** Start of Source records **

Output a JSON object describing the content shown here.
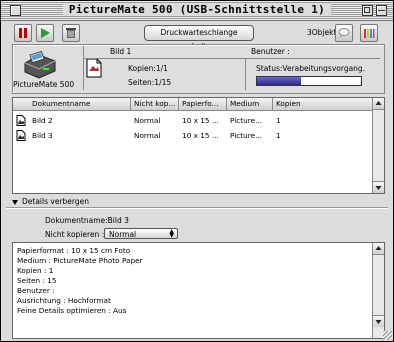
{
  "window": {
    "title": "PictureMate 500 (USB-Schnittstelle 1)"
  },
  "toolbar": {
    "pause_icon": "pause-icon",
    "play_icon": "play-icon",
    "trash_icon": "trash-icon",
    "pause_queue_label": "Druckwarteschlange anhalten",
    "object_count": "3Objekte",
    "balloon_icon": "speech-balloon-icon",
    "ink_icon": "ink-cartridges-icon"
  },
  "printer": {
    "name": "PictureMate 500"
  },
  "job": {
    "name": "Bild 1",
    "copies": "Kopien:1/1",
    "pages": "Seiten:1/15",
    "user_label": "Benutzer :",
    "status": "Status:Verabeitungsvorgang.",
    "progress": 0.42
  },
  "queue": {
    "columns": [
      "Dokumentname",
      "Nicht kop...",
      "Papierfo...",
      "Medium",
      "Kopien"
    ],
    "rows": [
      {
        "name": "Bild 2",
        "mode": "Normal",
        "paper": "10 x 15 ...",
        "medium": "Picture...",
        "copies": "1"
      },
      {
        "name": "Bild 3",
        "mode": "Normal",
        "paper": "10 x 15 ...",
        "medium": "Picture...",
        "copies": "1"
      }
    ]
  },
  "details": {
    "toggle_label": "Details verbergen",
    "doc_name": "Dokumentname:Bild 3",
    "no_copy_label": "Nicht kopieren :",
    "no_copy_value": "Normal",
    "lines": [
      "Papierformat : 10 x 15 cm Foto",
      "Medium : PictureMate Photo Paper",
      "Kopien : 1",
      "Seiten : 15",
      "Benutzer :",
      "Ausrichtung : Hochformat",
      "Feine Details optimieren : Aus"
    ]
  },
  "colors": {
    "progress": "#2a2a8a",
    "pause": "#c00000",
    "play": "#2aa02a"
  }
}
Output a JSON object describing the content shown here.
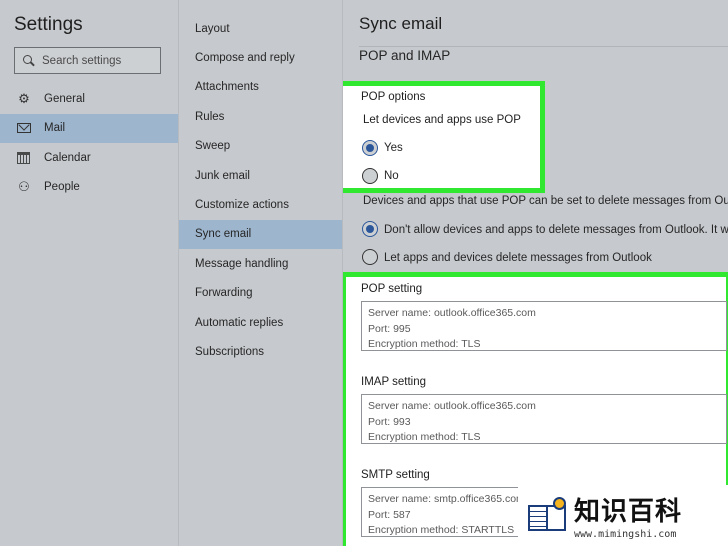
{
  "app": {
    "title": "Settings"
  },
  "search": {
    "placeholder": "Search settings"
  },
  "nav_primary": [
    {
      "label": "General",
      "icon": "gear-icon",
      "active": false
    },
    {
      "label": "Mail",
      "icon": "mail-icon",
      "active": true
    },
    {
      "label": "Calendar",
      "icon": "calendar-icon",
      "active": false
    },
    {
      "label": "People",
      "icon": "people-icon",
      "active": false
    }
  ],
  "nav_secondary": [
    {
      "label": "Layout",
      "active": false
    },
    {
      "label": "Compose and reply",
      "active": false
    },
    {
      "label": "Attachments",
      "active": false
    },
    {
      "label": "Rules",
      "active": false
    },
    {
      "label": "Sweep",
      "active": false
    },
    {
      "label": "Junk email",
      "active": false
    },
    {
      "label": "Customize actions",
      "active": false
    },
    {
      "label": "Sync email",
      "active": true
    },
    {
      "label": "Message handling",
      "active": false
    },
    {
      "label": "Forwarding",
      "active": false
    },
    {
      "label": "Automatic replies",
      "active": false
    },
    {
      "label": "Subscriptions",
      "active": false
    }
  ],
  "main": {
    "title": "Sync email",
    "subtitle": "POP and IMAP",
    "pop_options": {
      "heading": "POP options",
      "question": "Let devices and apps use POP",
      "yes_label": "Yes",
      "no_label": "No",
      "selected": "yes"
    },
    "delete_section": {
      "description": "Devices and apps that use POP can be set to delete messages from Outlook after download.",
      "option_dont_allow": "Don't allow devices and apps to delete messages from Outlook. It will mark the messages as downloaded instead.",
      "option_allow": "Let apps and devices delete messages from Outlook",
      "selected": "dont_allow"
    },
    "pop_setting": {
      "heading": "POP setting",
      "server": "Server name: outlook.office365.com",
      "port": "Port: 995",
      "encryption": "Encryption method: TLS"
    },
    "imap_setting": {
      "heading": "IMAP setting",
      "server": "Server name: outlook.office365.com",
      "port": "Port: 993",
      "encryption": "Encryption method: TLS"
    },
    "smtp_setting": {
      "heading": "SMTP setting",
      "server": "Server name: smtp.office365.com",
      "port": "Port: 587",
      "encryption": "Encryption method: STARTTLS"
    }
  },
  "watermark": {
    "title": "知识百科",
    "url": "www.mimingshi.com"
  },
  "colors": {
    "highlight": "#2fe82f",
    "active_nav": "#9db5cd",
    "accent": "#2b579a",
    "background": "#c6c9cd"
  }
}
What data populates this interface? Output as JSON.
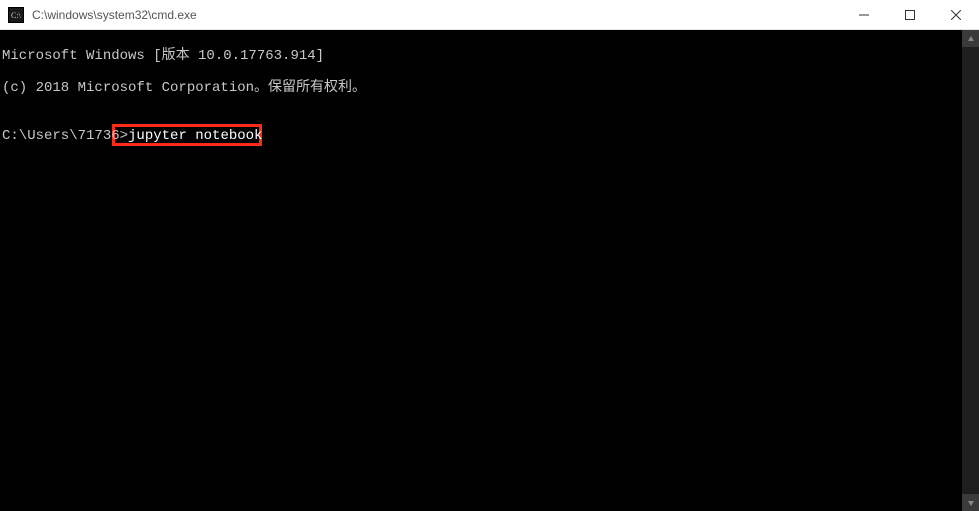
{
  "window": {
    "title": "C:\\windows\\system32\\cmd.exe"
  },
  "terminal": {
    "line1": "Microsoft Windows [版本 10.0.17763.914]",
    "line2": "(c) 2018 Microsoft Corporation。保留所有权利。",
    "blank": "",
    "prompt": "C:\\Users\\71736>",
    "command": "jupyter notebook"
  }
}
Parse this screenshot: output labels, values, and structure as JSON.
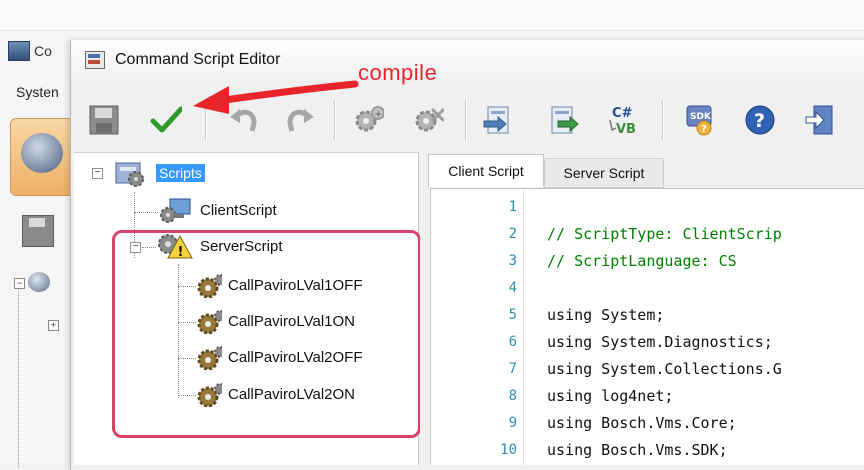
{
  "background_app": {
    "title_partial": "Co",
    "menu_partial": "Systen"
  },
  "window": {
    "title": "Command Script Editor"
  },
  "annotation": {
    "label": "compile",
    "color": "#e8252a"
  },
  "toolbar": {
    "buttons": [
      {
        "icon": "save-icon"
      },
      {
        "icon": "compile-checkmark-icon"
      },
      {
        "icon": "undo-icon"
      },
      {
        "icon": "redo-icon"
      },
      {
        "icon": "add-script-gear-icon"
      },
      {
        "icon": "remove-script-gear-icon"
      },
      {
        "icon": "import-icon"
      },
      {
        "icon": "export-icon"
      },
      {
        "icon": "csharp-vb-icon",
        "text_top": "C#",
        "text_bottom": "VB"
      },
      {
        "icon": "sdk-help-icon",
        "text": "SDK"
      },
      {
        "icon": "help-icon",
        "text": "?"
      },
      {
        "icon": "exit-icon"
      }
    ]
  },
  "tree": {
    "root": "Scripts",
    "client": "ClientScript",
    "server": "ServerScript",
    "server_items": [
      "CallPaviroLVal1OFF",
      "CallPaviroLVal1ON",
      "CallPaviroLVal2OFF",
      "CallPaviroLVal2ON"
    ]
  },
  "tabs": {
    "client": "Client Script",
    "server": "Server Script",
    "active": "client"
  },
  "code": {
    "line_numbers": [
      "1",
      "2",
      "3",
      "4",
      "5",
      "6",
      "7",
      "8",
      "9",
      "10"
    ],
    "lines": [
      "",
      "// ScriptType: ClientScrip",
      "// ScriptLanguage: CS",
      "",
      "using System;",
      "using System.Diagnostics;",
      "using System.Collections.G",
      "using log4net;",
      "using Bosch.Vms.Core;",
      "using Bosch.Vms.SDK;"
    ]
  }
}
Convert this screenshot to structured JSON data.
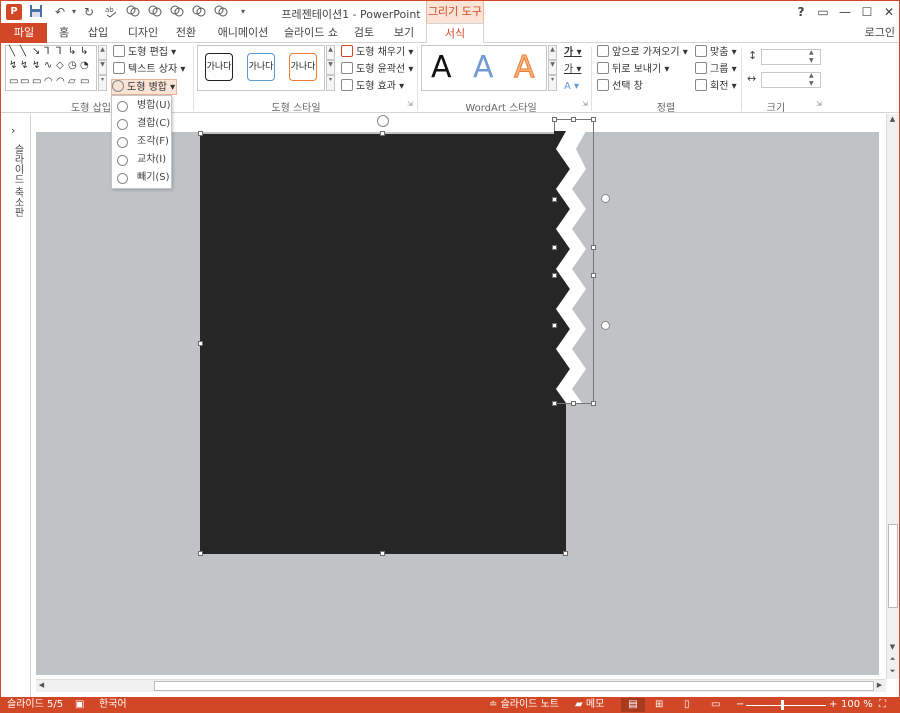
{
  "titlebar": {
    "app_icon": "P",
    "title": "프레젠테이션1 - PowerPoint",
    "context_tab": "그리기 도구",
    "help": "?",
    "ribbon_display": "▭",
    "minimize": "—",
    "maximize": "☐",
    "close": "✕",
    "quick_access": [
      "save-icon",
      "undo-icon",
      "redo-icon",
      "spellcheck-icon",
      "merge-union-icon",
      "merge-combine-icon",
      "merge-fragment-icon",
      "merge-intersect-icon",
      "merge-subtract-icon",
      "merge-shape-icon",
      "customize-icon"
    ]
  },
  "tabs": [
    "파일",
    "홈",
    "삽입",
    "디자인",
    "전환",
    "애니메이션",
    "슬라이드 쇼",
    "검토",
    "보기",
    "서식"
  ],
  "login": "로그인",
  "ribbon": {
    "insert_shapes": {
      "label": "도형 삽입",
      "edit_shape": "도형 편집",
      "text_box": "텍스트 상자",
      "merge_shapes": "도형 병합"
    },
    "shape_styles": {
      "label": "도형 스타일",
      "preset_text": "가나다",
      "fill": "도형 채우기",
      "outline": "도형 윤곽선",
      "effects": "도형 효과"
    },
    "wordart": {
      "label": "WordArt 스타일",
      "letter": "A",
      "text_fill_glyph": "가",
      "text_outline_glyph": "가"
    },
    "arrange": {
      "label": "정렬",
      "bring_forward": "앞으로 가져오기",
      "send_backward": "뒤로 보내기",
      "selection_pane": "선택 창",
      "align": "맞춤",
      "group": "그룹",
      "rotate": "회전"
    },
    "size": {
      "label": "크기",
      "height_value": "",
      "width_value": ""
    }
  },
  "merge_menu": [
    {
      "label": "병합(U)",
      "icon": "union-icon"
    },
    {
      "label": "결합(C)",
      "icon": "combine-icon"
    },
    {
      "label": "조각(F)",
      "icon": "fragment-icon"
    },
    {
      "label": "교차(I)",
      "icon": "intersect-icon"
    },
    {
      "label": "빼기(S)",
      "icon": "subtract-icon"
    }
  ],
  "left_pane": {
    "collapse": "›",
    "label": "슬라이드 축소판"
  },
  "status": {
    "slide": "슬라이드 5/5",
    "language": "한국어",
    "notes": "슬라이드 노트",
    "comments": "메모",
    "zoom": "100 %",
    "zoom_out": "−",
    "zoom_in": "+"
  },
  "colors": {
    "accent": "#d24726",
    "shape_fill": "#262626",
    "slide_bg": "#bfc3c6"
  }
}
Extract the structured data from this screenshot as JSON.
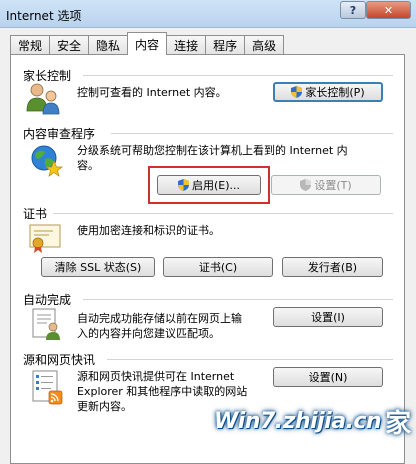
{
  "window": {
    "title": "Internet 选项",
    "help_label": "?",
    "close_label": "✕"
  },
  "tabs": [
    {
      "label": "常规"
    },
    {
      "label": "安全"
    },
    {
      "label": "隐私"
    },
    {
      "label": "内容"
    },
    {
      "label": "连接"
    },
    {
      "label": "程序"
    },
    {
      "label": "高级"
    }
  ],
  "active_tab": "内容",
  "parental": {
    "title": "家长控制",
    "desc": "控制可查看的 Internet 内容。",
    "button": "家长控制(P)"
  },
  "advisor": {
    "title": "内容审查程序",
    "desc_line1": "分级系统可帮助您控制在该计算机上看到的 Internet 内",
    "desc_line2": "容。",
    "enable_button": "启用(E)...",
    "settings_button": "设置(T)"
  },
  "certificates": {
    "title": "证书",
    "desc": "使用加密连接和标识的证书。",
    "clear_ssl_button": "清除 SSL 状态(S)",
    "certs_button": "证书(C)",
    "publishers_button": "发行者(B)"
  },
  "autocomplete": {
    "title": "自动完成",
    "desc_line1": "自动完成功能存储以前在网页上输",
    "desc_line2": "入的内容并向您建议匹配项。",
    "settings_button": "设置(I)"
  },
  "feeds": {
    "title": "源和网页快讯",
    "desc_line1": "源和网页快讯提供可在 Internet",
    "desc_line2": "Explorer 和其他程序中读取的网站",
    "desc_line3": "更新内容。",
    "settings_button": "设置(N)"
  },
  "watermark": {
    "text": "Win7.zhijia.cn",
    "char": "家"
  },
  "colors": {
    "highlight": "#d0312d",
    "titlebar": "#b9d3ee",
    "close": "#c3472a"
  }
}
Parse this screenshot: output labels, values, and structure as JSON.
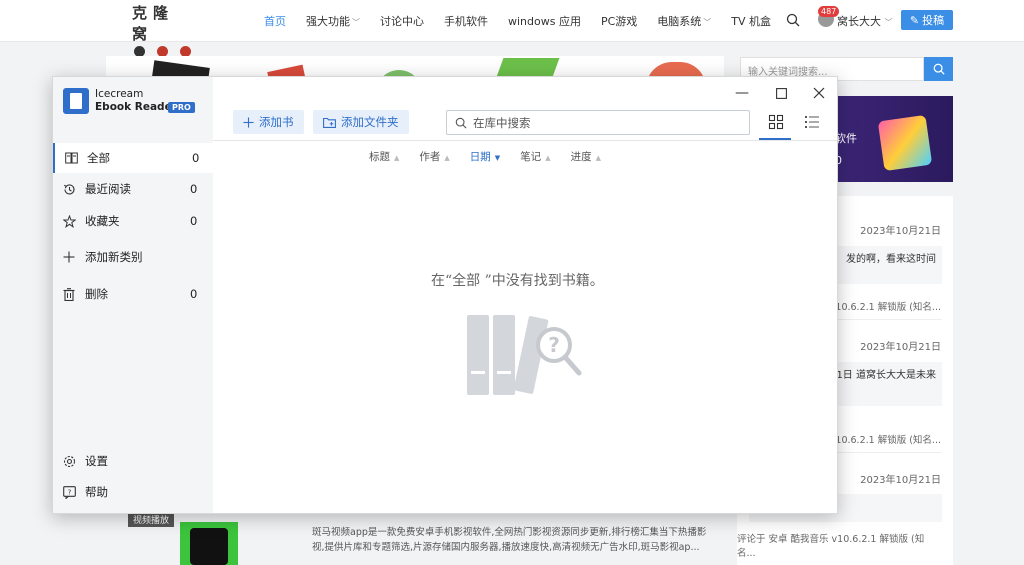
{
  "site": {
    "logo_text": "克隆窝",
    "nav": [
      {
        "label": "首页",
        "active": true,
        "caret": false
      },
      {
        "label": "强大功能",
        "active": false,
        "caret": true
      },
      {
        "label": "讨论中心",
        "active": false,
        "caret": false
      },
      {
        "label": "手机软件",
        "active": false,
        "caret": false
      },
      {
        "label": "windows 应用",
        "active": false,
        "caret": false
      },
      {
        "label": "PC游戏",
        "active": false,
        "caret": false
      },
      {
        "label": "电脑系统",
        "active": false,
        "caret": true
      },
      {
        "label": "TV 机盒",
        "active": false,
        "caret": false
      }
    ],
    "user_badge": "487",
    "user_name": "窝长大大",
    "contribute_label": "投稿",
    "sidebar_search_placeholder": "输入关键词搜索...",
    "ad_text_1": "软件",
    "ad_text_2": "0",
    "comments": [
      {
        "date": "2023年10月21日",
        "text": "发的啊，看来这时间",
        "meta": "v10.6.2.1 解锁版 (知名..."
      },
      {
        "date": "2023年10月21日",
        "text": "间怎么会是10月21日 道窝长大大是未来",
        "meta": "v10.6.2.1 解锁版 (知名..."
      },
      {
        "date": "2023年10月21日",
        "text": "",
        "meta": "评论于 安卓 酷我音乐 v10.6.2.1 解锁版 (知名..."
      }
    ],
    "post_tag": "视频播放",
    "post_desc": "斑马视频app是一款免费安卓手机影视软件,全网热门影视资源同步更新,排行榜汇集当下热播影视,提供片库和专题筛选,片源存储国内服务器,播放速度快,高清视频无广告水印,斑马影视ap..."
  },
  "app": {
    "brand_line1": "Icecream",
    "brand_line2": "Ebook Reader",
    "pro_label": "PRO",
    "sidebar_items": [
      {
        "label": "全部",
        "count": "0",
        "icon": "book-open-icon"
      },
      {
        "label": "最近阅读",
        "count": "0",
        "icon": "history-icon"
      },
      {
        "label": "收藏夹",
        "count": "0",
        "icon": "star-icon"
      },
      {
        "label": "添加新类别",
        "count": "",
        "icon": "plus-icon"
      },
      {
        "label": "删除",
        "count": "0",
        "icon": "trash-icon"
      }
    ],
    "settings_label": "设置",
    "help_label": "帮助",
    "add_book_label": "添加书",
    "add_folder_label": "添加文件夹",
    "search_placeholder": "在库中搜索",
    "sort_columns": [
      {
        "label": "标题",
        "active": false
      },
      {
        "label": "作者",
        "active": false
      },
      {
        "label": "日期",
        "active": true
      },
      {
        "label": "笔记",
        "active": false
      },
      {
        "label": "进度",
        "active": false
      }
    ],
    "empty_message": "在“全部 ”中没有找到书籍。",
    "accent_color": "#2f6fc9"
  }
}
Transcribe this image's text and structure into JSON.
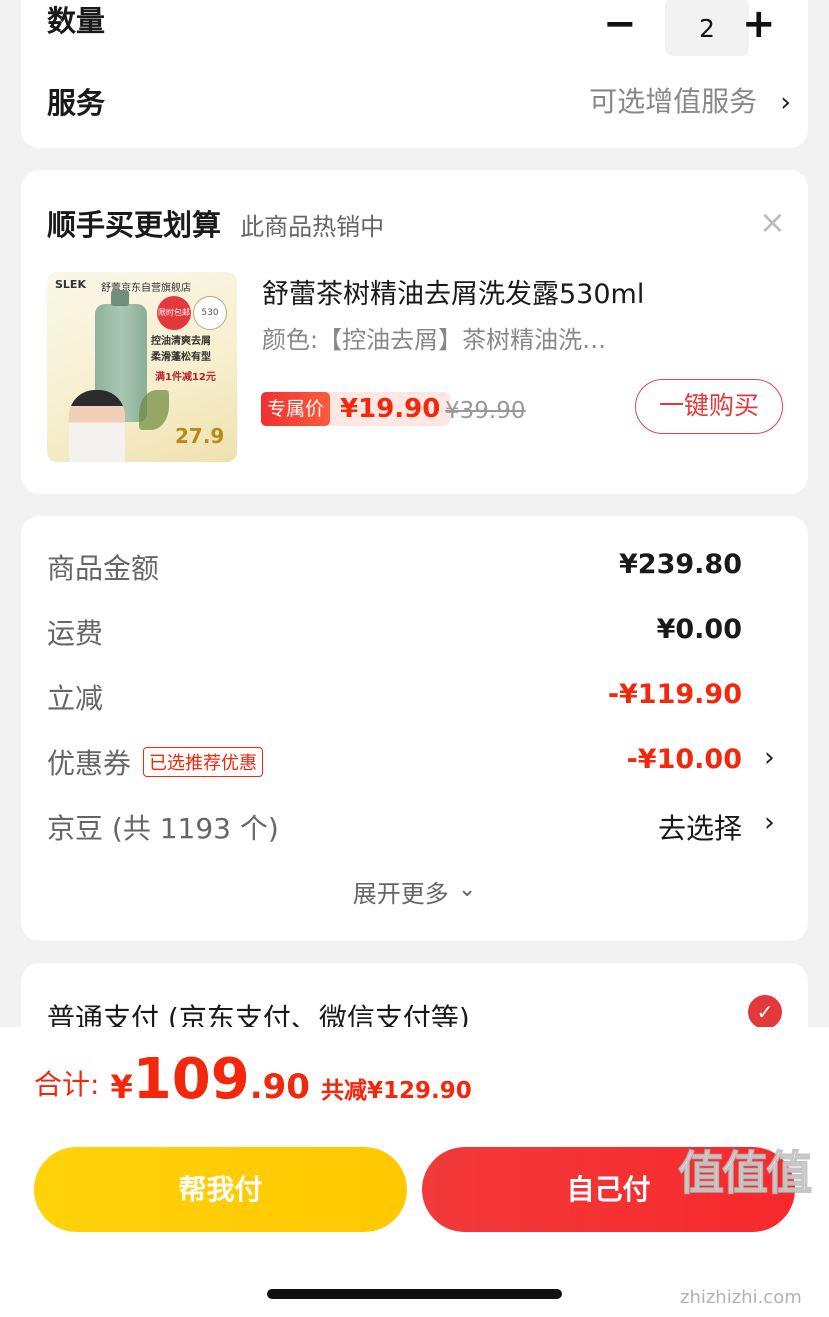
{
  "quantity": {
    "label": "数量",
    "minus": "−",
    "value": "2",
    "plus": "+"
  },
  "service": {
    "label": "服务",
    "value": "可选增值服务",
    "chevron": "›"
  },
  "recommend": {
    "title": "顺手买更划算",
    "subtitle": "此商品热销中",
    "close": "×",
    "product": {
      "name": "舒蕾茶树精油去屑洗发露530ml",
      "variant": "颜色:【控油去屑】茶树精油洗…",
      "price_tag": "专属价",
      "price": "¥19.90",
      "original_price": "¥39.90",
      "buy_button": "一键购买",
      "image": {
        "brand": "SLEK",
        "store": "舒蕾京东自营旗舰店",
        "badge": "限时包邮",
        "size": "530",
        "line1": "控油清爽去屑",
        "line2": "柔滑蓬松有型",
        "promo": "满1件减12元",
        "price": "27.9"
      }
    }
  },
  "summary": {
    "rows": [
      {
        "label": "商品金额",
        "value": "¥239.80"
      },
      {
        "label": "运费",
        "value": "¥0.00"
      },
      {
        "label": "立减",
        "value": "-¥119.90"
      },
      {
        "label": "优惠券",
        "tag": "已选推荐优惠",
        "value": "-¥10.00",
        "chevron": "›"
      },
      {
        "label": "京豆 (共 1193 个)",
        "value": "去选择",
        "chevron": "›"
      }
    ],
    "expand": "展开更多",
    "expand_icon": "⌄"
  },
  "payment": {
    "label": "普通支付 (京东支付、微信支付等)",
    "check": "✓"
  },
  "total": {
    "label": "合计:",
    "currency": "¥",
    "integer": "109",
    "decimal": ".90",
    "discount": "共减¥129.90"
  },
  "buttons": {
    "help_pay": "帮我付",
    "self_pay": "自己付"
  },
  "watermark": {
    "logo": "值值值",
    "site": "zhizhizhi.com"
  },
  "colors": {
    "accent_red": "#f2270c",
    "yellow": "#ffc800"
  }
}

** End of Source records **

Directions for this task:
Take every line above carrying "JSON" and return it.

Task response:
Output a JSON object describing the content shown here.
Output a JSON object describing the content shown here.
What data populates this interface? Output as JSON.
Parse this screenshot: output labels, values, and structure as JSON.
Convert this screenshot to structured JSON data.
Extract the structured data from this screenshot as JSON.
Parse this screenshot: output labels, values, and structure as JSON.
Transcribe this image's text and structure into JSON.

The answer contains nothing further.